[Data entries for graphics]
----------

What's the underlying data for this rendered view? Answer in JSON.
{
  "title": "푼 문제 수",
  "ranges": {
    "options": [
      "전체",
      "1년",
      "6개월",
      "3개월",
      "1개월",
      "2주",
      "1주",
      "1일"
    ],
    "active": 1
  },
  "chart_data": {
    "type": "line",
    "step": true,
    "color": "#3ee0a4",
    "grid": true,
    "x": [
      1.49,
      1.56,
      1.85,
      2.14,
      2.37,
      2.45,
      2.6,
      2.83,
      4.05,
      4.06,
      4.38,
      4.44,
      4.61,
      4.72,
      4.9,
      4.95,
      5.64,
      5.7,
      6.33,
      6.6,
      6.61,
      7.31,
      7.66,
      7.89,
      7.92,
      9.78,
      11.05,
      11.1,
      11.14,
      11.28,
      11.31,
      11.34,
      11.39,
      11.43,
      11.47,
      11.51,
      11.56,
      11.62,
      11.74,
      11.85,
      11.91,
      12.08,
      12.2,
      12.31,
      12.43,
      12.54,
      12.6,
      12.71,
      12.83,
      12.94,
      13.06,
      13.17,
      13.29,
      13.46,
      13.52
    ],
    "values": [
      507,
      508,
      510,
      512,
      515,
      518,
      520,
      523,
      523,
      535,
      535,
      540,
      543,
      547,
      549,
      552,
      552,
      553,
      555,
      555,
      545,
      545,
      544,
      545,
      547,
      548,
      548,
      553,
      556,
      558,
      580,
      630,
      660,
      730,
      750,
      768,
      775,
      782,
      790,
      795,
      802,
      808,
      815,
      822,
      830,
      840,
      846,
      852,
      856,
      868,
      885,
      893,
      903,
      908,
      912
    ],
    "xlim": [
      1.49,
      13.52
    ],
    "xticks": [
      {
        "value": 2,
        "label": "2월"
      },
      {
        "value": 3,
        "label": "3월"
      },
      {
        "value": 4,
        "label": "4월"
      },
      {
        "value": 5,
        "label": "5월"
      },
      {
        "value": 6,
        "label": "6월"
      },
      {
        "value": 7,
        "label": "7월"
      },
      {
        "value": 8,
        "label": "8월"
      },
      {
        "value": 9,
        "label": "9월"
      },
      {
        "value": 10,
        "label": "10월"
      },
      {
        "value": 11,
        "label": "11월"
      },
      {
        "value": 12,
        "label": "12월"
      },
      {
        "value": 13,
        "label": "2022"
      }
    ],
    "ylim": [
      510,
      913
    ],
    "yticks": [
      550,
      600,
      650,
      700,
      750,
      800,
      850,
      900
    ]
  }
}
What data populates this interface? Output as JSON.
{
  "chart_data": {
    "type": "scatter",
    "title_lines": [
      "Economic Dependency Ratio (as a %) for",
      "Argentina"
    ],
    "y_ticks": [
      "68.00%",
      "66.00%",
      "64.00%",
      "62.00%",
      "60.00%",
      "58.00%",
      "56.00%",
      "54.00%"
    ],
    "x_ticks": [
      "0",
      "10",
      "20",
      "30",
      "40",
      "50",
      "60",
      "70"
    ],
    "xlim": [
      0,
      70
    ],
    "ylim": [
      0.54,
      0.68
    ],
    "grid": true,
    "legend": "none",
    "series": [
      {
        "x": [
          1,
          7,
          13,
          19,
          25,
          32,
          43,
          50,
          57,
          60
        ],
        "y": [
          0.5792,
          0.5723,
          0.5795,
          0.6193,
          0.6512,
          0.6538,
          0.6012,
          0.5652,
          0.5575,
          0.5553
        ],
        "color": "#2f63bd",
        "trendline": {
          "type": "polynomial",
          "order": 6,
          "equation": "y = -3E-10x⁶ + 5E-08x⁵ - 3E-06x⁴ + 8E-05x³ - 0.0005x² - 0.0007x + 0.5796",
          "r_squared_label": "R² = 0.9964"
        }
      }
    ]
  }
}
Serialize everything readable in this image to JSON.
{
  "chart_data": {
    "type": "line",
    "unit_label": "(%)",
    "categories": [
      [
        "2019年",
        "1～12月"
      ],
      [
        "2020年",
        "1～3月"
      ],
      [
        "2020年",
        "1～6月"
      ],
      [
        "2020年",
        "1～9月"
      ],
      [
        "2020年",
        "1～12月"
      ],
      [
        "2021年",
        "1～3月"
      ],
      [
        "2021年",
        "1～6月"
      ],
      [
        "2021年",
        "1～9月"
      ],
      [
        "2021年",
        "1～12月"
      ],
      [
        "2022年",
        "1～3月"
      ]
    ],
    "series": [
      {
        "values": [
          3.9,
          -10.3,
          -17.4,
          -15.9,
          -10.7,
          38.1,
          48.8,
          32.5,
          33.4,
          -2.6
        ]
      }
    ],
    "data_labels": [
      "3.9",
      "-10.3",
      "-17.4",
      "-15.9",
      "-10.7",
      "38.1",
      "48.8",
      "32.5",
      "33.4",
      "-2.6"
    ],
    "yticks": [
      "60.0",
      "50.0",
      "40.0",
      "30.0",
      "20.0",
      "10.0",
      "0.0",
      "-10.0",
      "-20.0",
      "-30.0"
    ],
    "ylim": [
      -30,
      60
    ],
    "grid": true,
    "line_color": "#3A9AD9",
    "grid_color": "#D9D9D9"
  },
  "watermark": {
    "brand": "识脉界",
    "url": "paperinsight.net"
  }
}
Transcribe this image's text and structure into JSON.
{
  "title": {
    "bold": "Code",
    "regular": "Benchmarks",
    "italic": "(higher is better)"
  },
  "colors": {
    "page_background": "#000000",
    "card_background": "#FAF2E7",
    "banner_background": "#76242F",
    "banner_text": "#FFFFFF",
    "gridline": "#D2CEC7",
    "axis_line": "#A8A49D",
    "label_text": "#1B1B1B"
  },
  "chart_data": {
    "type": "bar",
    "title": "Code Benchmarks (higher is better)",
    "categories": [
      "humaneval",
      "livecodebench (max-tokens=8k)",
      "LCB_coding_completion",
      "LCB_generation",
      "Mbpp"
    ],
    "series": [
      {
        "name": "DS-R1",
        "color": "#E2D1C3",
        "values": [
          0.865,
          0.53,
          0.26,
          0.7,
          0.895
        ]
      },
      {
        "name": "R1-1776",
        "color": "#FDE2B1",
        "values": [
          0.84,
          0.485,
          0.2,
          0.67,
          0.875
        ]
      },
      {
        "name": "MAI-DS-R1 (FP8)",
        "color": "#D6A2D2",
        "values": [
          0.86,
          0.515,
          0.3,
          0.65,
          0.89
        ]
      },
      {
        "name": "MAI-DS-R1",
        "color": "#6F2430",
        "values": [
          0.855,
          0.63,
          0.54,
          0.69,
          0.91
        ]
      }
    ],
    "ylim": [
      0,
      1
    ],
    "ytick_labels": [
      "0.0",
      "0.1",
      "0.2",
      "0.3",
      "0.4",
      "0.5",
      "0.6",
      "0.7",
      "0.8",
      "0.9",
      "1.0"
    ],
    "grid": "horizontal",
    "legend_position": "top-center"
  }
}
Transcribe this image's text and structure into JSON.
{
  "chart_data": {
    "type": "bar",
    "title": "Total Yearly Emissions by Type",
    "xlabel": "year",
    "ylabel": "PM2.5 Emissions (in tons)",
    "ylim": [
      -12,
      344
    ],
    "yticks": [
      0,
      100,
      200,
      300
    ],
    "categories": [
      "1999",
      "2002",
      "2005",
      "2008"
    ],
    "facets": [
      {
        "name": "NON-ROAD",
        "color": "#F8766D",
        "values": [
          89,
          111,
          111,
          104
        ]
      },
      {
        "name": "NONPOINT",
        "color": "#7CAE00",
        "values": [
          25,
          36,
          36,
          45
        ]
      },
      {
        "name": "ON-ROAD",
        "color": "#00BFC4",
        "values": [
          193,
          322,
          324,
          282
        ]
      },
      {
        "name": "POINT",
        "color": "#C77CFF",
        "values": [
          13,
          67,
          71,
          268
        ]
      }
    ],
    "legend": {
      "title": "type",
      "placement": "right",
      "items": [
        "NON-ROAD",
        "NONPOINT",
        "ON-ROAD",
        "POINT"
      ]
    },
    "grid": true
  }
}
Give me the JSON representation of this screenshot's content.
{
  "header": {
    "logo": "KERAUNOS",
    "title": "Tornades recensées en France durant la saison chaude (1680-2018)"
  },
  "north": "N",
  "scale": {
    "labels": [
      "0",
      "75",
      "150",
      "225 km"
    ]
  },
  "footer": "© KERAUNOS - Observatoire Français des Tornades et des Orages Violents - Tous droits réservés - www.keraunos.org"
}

----------

(WRITTEN REQUEST) Your answer should be a single number: the count of lines in the material above that contain "What".

(RESULT FOR THIS TASK) 2